Given problem> In the listing below, locate the lines bearing the word "about". Copy every one of them.

Information provided>
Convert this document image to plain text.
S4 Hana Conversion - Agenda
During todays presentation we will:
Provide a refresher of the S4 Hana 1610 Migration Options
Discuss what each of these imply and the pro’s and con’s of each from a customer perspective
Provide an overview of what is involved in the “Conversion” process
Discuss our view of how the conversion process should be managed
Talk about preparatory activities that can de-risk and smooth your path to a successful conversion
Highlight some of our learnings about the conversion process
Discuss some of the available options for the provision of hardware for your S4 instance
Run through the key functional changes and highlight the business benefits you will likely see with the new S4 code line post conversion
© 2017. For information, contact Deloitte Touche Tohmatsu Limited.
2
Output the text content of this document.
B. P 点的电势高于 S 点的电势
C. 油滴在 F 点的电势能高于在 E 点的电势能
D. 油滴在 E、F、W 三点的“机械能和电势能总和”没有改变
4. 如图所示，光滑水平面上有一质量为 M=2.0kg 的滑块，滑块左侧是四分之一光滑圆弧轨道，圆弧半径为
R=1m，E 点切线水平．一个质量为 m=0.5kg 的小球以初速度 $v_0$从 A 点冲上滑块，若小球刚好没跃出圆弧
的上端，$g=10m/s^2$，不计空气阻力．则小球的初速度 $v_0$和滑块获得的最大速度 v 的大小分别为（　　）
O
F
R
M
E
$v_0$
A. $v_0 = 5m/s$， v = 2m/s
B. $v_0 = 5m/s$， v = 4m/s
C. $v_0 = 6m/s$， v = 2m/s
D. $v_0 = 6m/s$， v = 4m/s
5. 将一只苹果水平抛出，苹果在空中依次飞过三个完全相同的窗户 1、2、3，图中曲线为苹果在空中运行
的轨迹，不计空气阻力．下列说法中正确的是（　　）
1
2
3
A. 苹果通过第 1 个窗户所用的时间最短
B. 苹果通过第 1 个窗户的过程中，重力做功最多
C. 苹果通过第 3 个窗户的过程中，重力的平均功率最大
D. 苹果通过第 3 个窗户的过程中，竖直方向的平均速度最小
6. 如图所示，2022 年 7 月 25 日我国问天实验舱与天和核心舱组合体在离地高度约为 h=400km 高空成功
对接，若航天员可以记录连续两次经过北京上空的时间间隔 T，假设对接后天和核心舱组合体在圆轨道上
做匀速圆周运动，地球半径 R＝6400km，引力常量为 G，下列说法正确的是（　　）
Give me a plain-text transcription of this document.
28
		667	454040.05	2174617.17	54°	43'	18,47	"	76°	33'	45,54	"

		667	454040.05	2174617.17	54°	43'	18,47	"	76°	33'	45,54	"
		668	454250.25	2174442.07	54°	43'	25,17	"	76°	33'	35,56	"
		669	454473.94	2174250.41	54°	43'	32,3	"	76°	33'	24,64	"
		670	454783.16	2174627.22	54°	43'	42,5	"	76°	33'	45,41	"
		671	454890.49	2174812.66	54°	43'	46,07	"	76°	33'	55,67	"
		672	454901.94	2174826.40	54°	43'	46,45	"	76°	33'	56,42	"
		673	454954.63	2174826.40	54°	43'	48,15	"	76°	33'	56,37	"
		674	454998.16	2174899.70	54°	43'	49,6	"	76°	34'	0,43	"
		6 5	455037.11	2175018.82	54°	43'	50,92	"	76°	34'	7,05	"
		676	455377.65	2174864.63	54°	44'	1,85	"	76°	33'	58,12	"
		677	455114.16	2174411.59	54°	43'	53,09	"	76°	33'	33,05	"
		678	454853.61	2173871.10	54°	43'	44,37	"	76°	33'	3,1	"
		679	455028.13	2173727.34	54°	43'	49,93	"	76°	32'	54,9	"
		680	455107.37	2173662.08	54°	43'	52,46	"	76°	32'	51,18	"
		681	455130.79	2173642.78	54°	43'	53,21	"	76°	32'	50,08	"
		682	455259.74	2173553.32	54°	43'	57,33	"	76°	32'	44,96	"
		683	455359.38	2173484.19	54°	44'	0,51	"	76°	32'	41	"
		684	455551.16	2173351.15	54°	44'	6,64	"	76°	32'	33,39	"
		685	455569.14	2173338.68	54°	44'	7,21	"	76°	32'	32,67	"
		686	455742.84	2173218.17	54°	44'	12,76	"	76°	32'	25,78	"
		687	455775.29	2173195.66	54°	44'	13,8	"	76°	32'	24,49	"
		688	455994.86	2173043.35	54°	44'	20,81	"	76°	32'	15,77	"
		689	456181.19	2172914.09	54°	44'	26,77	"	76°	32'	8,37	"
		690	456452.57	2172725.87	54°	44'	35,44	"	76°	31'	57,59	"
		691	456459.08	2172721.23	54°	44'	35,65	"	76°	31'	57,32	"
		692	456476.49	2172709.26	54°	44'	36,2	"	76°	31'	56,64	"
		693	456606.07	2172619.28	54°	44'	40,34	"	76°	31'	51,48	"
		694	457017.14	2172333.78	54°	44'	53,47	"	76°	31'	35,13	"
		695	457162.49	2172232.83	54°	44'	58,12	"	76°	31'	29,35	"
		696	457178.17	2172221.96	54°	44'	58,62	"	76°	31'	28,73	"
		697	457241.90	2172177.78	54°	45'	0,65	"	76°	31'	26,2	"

Expected answer>
Talk about preparatory activities that can de-risk and smooth your path to a successful conversion
Highlight some of our learnings about the conversion process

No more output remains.